_REQUIRED TASK_
Strip the pictures and reproduce the rest of the listing exactly.

_SOURCE RECORDS_
%%

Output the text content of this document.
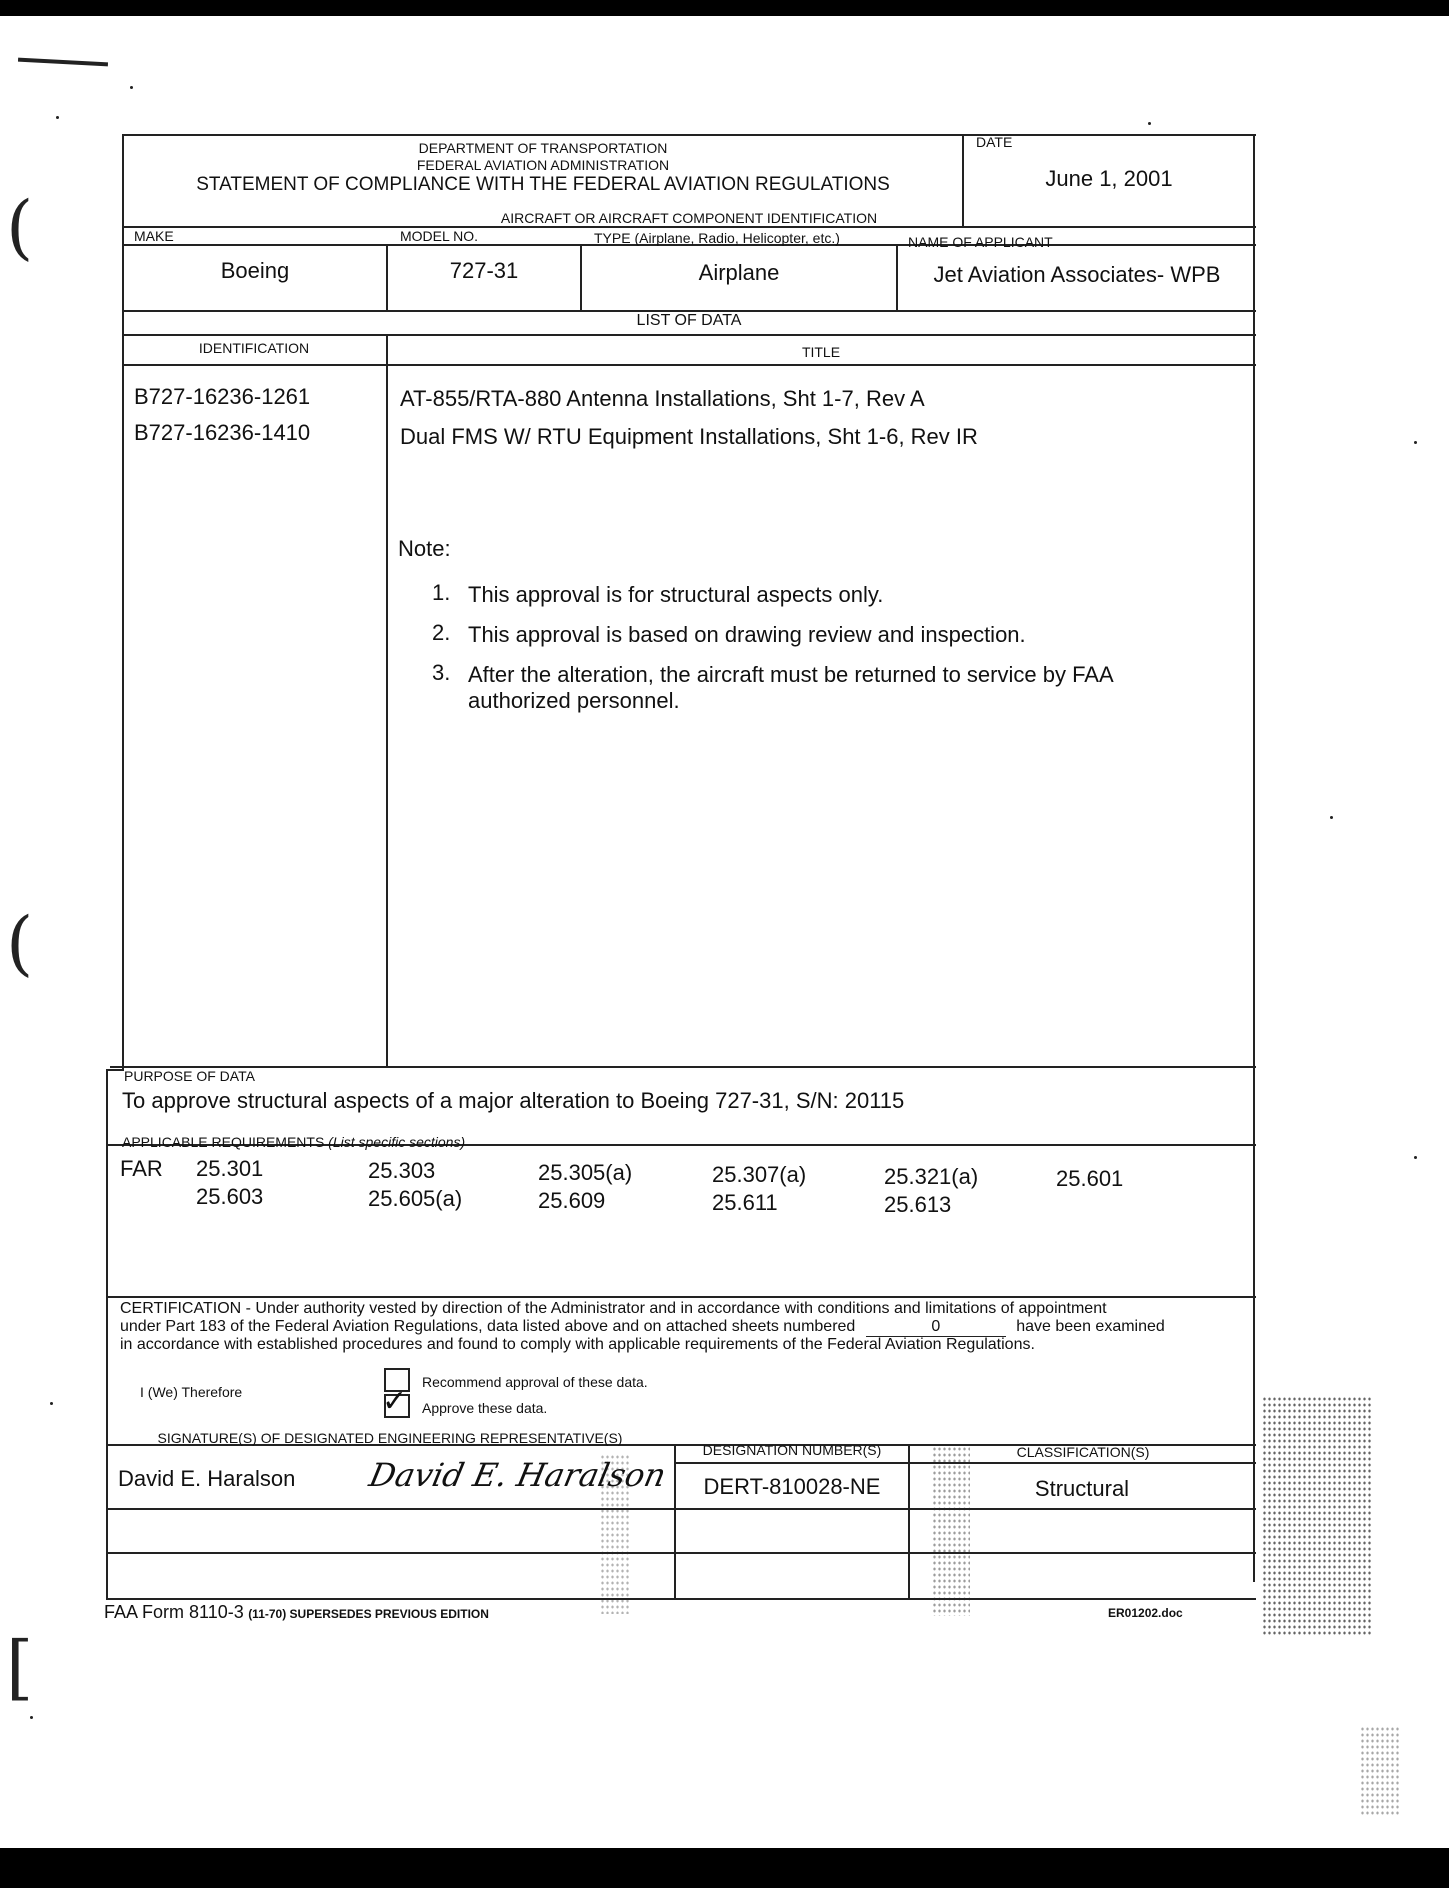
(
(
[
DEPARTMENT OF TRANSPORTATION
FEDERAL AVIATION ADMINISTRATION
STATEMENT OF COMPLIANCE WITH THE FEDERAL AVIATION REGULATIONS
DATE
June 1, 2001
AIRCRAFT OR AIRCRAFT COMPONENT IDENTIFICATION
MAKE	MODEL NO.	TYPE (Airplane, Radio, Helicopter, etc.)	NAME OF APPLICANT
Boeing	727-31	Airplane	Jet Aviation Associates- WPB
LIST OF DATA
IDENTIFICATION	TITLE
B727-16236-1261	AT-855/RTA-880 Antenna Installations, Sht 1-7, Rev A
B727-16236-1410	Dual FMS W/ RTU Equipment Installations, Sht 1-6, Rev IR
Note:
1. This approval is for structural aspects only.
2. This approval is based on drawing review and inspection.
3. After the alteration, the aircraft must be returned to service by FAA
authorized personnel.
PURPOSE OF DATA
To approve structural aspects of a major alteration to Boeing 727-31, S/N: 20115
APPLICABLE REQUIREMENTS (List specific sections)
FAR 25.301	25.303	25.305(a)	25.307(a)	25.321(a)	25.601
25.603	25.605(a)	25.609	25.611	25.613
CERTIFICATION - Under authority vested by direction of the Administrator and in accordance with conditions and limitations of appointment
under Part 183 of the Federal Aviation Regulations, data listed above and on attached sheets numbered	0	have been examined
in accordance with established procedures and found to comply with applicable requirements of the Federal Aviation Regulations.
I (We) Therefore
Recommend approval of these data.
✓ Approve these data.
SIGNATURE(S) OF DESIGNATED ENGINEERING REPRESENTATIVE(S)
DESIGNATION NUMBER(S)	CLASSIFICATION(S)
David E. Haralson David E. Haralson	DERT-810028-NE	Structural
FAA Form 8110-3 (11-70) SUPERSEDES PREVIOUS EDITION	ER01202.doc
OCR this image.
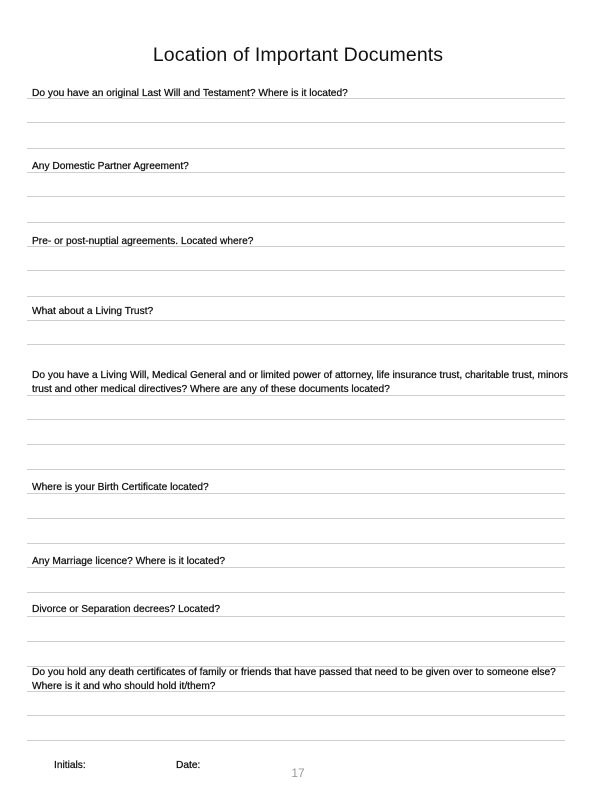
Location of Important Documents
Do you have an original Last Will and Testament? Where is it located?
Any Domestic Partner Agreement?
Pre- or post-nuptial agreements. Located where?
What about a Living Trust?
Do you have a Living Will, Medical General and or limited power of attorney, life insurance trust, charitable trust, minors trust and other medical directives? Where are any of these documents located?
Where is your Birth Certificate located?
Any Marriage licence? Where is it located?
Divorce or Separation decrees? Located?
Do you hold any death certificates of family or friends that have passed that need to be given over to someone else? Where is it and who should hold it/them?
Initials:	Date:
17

%%

_SOLUTION TO THE PROBLEM_
Output the text content of this document.
(
(
[
DEPARTMENT OF TRANSPORTATION
FEDERAL AVIATION ADMINISTRATION
STATEMENT OF COMPLIANCE WITH THE FEDERAL AVIATION REGULATIONS
DATE
June 1, 2001
AIRCRAFT OR AIRCRAFT COMPONENT IDENTIFICATION
MAKE	MODEL NO.	TYPE (Airplane, Radio, Helicopter, etc.)	NAME OF APPLICANT
Boeing	727-31	Airplane	Jet Aviation Associates- WPB
LIST OF DATA
IDENTIFICATION	TITLE
B727-16236-1261	AT-855/RTA-880 Antenna Installations, Sht 1-7, Rev A
B727-16236-1410	Dual FMS W/ RTU Equipment Installations, Sht 1-6, Rev IR
Note:
1. This approval is for structural aspects only.
2. This approval is based on drawing review and inspection.
3. After the alteration, the aircraft must be returned to service by FAA
authorized personnel.
PURPOSE OF DATA
To approve structural aspects of a major alteration to Boeing 727-31, S/N: 20115
APPLICABLE REQUIREMENTS (List specific sections)
FAR 25.301	25.303	25.305(a)	25.307(a)	25.321(a)	25.601
25.603	25.605(a)	25.609	25.611	25.613
CERTIFICATION - Under authority vested by direction of the Administrator and in accordance with conditions and limitations of appointment
under Part 183 of the Federal Aviation Regulations, data listed above and on attached sheets numbered	0	have been examined
in accordance with established procedures and found to comply with applicable requirements of the Federal Aviation Regulations.
I (We) Therefore
Recommend approval of these data.
✓ Approve these data.
SIGNATURE(S) OF DESIGNATED ENGINEERING REPRESENTATIVE(S)
DESIGNATION NUMBER(S)	CLASSIFICATION(S)
David E. Haralson David E. Haralson	DERT-810028-NE	Structural
FAA Form 8110-3 (11-70) SUPERSEDES PREVIOUS EDITION	ER01202.doc
OCR this image.
Location of Important Documents
Do you have an original Last Will and Testament? Where is it located?
Any Domestic Partner Agreement?
Pre- or post-nuptial agreements. Located where?
What about a Living Trust?
Do you have a Living Will, Medical General and or limited power of attorney, life insurance trust, charitable trust, minors trust and other medical directives? Where are any of these documents located?
Where is your Birth Certificate located?
Any Marriage licence? Where is it located?
Divorce or Separation decrees? Located?
Do you hold any death certificates of family or friends that have passed that need to be given over to someone else? Where is it and who should hold it/them?
Initials:	Date:
17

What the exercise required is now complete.